The problem: Pick out the lines below that include the string "mensen".

Task material:
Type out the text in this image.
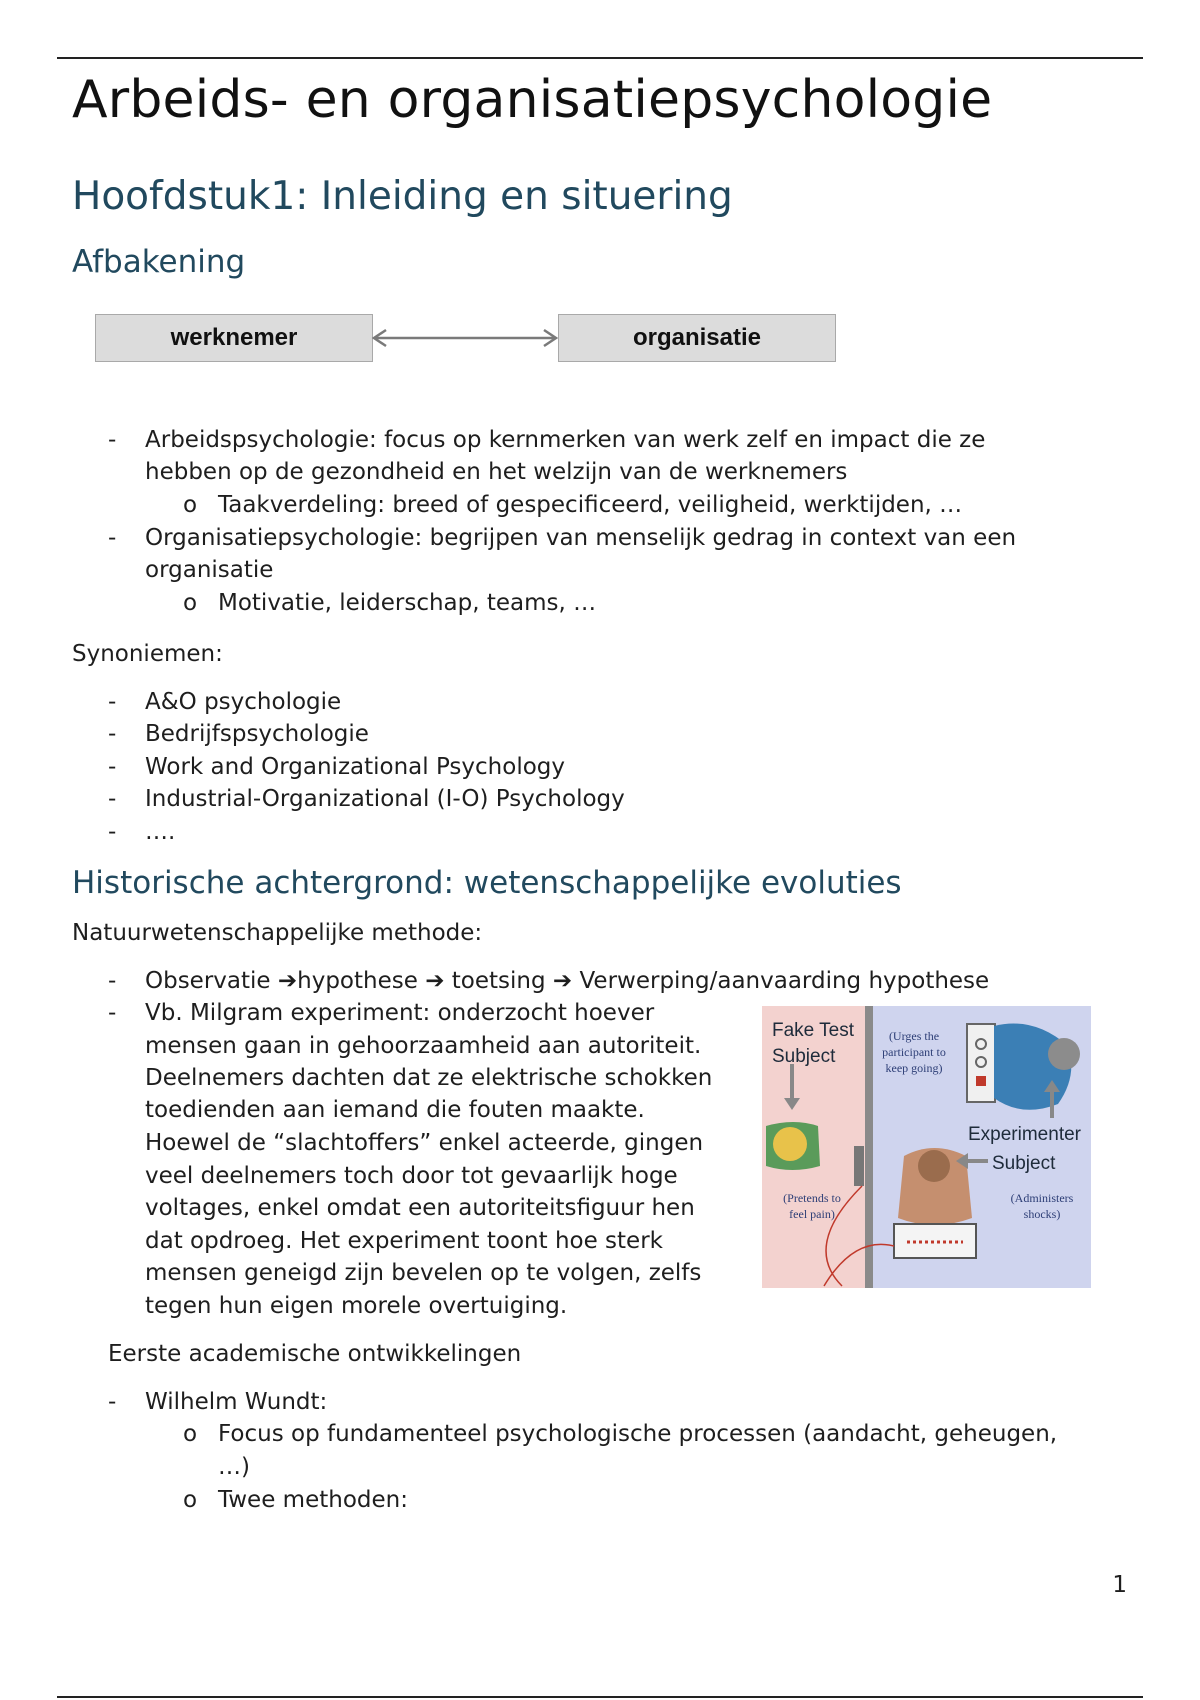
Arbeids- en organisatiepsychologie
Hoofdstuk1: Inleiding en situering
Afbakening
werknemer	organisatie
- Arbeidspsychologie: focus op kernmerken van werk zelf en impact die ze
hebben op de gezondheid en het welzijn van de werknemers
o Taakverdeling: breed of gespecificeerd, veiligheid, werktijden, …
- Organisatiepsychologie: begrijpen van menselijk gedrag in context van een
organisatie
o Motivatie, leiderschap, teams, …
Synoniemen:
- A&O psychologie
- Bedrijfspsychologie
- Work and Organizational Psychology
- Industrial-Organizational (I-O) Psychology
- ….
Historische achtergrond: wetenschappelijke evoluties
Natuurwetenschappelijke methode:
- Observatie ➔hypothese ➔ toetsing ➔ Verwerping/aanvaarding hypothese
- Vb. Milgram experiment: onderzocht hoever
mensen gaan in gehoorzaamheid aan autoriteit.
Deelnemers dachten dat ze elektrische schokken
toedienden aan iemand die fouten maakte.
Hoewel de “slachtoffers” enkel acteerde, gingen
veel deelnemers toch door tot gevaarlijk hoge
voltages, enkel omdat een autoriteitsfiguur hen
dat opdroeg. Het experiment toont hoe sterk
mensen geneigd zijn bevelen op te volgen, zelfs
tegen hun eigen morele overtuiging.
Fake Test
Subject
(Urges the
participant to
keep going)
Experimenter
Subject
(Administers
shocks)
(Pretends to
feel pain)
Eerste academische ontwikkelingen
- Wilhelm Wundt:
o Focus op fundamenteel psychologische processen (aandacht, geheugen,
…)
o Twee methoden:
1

Reply:
mensen gaan in gehoorzaamheid aan autoriteit.
mensen geneigd zijn bevelen op te volgen, zelfs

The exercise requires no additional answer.